Short task -
Extract all lines containing "text".

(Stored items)
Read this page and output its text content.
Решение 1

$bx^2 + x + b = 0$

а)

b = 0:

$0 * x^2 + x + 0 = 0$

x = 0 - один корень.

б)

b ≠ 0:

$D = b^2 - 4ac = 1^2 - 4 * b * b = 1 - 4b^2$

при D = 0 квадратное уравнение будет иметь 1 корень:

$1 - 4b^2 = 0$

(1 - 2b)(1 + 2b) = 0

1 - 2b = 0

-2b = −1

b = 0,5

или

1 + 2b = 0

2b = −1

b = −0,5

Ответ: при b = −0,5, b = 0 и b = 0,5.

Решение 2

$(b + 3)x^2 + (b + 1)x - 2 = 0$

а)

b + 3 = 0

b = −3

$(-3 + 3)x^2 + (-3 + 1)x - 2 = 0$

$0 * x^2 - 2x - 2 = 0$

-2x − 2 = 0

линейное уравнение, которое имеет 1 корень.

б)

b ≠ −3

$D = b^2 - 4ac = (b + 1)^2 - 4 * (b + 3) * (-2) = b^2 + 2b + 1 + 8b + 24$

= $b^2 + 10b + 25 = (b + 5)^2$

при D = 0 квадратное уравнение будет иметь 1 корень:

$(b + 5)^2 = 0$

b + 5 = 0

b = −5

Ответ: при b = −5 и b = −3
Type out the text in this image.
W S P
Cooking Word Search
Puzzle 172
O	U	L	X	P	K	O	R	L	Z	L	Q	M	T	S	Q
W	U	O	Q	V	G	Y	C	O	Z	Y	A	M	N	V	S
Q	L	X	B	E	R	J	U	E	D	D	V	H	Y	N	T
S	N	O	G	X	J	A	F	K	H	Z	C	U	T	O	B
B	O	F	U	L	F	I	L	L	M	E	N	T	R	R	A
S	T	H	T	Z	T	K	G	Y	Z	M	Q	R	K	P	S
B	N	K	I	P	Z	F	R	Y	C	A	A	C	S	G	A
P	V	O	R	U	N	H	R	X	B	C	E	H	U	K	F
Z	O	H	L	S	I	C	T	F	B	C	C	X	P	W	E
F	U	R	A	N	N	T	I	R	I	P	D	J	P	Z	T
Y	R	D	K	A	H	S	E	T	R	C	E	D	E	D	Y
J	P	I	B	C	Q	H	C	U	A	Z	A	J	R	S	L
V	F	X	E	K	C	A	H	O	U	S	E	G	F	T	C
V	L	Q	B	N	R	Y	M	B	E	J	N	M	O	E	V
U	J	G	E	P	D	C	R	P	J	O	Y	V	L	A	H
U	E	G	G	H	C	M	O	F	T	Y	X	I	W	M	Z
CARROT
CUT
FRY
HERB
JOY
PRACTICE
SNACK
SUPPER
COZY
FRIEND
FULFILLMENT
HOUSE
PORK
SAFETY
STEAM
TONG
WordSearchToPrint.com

Solution to the exercise -
Read this page and output its text content.
Type out the text in this image.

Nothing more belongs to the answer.